= JOB =
Reproduce every record below exactly as it appears.

Items listed in a dataset
━━━━━━━━━━━━━━━━━━━━
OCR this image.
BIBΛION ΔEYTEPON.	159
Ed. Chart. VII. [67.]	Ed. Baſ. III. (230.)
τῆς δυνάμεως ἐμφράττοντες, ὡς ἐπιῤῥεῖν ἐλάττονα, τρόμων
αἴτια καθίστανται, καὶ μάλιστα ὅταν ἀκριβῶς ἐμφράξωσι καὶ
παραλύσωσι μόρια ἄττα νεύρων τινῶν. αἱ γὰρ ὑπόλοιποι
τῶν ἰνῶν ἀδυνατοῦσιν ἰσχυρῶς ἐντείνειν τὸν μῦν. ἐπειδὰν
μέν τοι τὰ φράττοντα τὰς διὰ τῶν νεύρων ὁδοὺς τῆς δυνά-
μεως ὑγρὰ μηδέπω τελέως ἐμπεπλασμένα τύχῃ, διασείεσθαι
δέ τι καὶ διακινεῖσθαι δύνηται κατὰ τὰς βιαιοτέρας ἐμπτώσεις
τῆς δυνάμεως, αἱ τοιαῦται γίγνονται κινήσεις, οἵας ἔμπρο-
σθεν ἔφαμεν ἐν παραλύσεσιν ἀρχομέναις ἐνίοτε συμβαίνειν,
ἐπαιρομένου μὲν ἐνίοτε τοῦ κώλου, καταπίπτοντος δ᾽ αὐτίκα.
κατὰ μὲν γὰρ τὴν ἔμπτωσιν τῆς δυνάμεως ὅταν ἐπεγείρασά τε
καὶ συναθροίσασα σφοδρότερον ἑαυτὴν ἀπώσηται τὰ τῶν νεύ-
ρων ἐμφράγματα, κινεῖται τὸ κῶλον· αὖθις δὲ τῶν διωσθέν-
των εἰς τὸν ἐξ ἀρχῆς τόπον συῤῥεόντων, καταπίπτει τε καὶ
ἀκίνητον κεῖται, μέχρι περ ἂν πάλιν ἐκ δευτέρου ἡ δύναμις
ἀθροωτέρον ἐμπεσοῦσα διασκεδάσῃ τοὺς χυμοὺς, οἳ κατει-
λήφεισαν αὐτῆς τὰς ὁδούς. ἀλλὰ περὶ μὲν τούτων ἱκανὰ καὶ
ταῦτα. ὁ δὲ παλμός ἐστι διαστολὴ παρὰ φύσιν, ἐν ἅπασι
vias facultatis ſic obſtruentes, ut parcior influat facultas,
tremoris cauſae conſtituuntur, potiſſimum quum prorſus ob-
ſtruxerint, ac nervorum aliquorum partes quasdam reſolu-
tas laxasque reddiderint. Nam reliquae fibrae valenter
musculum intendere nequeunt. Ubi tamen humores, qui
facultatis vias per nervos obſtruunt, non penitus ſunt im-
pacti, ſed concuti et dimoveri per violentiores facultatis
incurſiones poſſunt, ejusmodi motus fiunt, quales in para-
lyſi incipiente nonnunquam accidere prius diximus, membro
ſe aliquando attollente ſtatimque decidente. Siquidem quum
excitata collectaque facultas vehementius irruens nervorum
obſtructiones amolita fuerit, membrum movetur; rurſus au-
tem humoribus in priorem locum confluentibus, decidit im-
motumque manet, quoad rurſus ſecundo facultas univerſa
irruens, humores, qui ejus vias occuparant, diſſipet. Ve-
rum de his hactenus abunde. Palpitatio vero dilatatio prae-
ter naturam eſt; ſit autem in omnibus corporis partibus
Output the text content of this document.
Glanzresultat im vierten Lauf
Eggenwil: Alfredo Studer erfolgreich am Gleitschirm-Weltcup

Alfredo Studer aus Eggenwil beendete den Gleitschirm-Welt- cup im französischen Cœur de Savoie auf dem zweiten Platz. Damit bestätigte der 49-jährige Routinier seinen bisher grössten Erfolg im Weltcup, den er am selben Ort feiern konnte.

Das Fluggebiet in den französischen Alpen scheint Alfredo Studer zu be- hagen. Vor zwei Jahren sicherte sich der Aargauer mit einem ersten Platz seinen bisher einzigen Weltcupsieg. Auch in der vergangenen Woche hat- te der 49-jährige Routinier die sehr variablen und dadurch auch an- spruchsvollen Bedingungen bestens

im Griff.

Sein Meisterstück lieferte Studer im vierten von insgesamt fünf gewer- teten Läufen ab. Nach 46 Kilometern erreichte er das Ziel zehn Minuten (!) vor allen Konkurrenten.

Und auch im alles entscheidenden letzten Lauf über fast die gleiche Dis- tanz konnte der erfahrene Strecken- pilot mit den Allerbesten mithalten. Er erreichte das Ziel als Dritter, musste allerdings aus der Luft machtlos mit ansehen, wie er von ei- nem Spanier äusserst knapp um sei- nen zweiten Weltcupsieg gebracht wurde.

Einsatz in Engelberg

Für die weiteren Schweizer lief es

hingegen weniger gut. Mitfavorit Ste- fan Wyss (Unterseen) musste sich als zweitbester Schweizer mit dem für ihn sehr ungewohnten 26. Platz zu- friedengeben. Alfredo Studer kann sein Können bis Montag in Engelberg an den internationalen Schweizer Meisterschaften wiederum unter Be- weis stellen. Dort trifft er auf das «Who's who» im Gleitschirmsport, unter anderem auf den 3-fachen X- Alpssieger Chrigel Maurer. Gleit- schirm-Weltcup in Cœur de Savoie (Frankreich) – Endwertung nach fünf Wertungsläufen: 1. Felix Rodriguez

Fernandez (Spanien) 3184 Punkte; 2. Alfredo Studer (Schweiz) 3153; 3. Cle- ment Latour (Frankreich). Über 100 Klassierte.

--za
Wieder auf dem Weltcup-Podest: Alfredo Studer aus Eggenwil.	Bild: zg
━━━━━━━━━━━━━━━━━━━━
= RESULT BELOW =
OCR this image.
BIBΛION ΔEYTEPON.	159
Ed. Chart. VII. [67.]	Ed. Baſ. III. (230.)
τῆς δυνάμεως ἐμφράττοντες, ὡς ἐπιῤῥεῖν ἐλάττονα, τρόμων
αἴτια καθίστανται, καὶ μάλιστα ὅταν ἀκριβῶς ἐμφράξωσι καὶ
παραλύσωσι μόρια ἄττα νεύρων τινῶν. αἱ γὰρ ὑπόλοιποι
τῶν ἰνῶν ἀδυνατοῦσιν ἰσχυρῶς ἐντείνειν τὸν μῦν. ἐπειδὰν
μέν τοι τὰ φράττοντα τὰς διὰ τῶν νεύρων ὁδοὺς τῆς δυνά-
μεως ὑγρὰ μηδέπω τελέως ἐμπεπλασμένα τύχῃ, διασείεσθαι
δέ τι καὶ διακινεῖσθαι δύνηται κατὰ τὰς βιαιοτέρας ἐμπτώσεις
τῆς δυνάμεως, αἱ τοιαῦται γίγνονται κινήσεις, οἵας ἔμπρο-
σθεν ἔφαμεν ἐν παραλύσεσιν ἀρχομέναις ἐνίοτε συμβαίνειν,
ἐπαιρομένου μὲν ἐνίοτε τοῦ κώλου, καταπίπτοντος δ᾽ αὐτίκα.
κατὰ μὲν γὰρ τὴν ἔμπτωσιν τῆς δυνάμεως ὅταν ἐπεγείρασά τε
καὶ συναθροίσασα σφοδρότερον ἑαυτὴν ἀπώσηται τὰ τῶν νεύ-
ρων ἐμφράγματα, κινεῖται τὸ κῶλον· αὖθις δὲ τῶν διωσθέν-
των εἰς τὸν ἐξ ἀρχῆς τόπον συῤῥεόντων, καταπίπτει τε καὶ
ἀκίνητον κεῖται, μέχρι περ ἂν πάλιν ἐκ δευτέρου ἡ δύναμις
ἀθροωτέρον ἐμπεσοῦσα διασκεδάσῃ τοὺς χυμοὺς, οἳ κατει-
λήφεισαν αὐτῆς τὰς ὁδούς. ἀλλὰ περὶ μὲν τούτων ἱκανὰ καὶ
ταῦτα. ὁ δὲ παλμός ἐστι διαστολὴ παρὰ φύσιν, ἐν ἅπασι
vias facultatis ſic obſtruentes, ut parcior influat facultas,
tremoris cauſae conſtituuntur, potiſſimum quum prorſus ob-
ſtruxerint, ac nervorum aliquorum partes quasdam reſolu-
tas laxasque reddiderint. Nam reliquae fibrae valenter
musculum intendere nequeunt. Ubi tamen humores, qui
facultatis vias per nervos obſtruunt, non penitus ſunt im-
pacti, ſed concuti et dimoveri per violentiores facultatis
incurſiones poſſunt, ejusmodi motus fiunt, quales in para-
lyſi incipiente nonnunquam accidere prius diximus, membro
ſe aliquando attollente ſtatimque decidente. Siquidem quum
excitata collectaque facultas vehementius irruens nervorum
obſtructiones amolita fuerit, membrum movetur; rurſus au-
tem humoribus in priorem locum confluentibus, decidit im-
motumque manet, quoad rurſus ſecundo facultas univerſa
irruens, humores, qui ejus vias occuparant, diſſipet. Ve-
rum de his hactenus abunde. Palpitatio vero dilatatio prae-
ter naturam eſt; ſit autem in omnibus corporis partibus
Output the text content of this document.
Glanzresultat im vierten Lauf
Eggenwil: Alfredo Studer erfolgreich am Gleitschirm-Weltcup

Alfredo Studer aus Eggenwil beendete den Gleitschirm-Welt- cup im französischen Cœur de Savoie auf dem zweiten Platz. Damit bestätigte der 49-jährige Routinier seinen bisher grössten Erfolg im Weltcup, den er am selben Ort feiern konnte.

Das Fluggebiet in den französischen Alpen scheint Alfredo Studer zu be- hagen. Vor zwei Jahren sicherte sich der Aargauer mit einem ersten Platz seinen bisher einzigen Weltcupsieg. Auch in der vergangenen Woche hat- te der 49-jährige Routinier die sehr variablen und dadurch auch an- spruchsvollen Bedingungen bestens

im Griff.

Sein Meisterstück lieferte Studer im vierten von insgesamt fünf gewer- teten Läufen ab. Nach 46 Kilometern erreichte er das Ziel zehn Minuten (!) vor allen Konkurrenten.

Und auch im alles entscheidenden letzten Lauf über fast die gleiche Dis- tanz konnte der erfahrene Strecken- pilot mit den Allerbesten mithalten. Er erreichte das Ziel als Dritter, musste allerdings aus der Luft machtlos mit ansehen, wie er von ei- nem Spanier äusserst knapp um sei- nen zweiten Weltcupsieg gebracht wurde.

Einsatz in Engelberg

Für die weiteren Schweizer lief es

hingegen weniger gut. Mitfavorit Ste- fan Wyss (Unterseen) musste sich als zweitbester Schweizer mit dem für ihn sehr ungewohnten 26. Platz zu- friedengeben. Alfredo Studer kann sein Können bis Montag in Engelberg an den internationalen Schweizer Meisterschaften wiederum unter Be- weis stellen. Dort trifft er auf das «Who's who» im Gleitschirmsport, unter anderem auf den 3-fachen X- Alpssieger Chrigel Maurer. Gleit- schirm-Weltcup in Cœur de Savoie (Frankreich) – Endwertung nach fünf Wertungsläufen: 1. Felix Rodriguez

Fernandez (Spanien) 3184 Punkte; 2. Alfredo Studer (Schweiz) 3153; 3. Cle- ment Latour (Frankreich). Über 100 Klassierte.

--za
Wieder auf dem Weltcup-Podest: Alfredo Studer aus Eggenwil.	Bild: zg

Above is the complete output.